_What needs to be done:_
Transcribe the listing word for word.

Stored records
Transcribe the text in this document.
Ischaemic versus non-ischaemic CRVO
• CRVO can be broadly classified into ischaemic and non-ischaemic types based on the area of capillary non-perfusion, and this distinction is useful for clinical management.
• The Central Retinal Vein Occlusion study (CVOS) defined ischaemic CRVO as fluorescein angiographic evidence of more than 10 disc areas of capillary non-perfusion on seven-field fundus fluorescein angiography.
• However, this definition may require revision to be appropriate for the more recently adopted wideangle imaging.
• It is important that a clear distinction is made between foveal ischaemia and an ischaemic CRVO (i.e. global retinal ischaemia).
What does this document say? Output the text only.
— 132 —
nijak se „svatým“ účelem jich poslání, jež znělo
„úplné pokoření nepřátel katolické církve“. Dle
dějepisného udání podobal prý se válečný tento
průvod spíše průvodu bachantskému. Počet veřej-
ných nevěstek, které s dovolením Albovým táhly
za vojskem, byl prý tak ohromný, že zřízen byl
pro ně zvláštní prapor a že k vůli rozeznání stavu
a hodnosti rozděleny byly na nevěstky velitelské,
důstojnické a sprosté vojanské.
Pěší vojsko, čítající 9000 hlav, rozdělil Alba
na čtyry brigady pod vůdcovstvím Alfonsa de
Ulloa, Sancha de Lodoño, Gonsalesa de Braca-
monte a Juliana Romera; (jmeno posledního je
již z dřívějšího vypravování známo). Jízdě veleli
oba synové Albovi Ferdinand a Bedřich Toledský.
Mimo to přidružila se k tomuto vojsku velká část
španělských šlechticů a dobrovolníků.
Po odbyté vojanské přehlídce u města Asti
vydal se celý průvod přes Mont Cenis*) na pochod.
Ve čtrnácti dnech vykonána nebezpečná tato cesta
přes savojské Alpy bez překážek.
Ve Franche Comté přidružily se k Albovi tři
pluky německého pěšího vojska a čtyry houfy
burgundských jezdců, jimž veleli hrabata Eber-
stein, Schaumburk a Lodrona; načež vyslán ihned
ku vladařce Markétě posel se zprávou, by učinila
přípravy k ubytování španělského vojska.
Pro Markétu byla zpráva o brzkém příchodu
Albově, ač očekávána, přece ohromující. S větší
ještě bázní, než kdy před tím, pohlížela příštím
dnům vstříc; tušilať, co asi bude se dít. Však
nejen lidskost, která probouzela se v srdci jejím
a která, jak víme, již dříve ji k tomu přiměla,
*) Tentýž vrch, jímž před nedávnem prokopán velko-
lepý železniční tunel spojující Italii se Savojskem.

_Full response:_
Transcribe the text in this document.
Ischaemic versus non-ischaemic CRVO
• CRVO can be broadly classified into ischaemic and non-ischaemic types based on the area of capillary non-perfusion, and this distinction is useful for clinical management.
• The Central Retinal Vein Occlusion study (CVOS) defined ischaemic CRVO as fluorescein angiographic evidence of more than 10 disc areas of capillary non-perfusion on seven-field fundus fluorescein angiography.
• However, this definition may require revision to be appropriate for the more recently adopted wideangle imaging.
• It is important that a clear distinction is made between foveal ischaemia and an ischaemic CRVO (i.e. global retinal ischaemia).
What does this document say? Output the text only.
— 132 —
nijak se „svatým“ účelem jich poslání, jež znělo
„úplné pokoření nepřátel katolické církve“. Dle
dějepisného udání podobal prý se válečný tento
průvod spíše průvodu bachantskému. Počet veřej-
ných nevěstek, které s dovolením Albovým táhly
za vojskem, byl prý tak ohromný, že zřízen byl
pro ně zvláštní prapor a že k vůli rozeznání stavu
a hodnosti rozděleny byly na nevěstky velitelské,
důstojnické a sprosté vojanské.
Pěší vojsko, čítající 9000 hlav, rozdělil Alba
na čtyry brigady pod vůdcovstvím Alfonsa de
Ulloa, Sancha de Lodoño, Gonsalesa de Braca-
monte a Juliana Romera; (jmeno posledního je
již z dřívějšího vypravování známo). Jízdě veleli
oba synové Albovi Ferdinand a Bedřich Toledský.
Mimo to přidružila se k tomuto vojsku velká část
španělských šlechticů a dobrovolníků.
Po odbyté vojanské přehlídce u města Asti
vydal se celý průvod přes Mont Cenis*) na pochod.
Ve čtrnácti dnech vykonána nebezpečná tato cesta
přes savojské Alpy bez překážek.
Ve Franche Comté přidružily se k Albovi tři
pluky německého pěšího vojska a čtyry houfy
burgundských jezdců, jimž veleli hrabata Eber-
stein, Schaumburk a Lodrona; načež vyslán ihned
ku vladařce Markétě posel se zprávou, by učinila
přípravy k ubytování španělského vojska.
Pro Markétu byla zpráva o brzkém příchodu
Albově, ač očekávána, přece ohromující. S větší
ještě bázní, než kdy před tím, pohlížela příštím
dnům vstříc; tušilať, co asi bude se dít. Však
nejen lidskost, která probouzela se v srdci jejím
a která, jak víme, již dříve ji k tomu přiměla,
*) Tentýž vrch, jímž před nedávnem prokopán velko-
lepý železniční tunel spojující Italii se Savojskem.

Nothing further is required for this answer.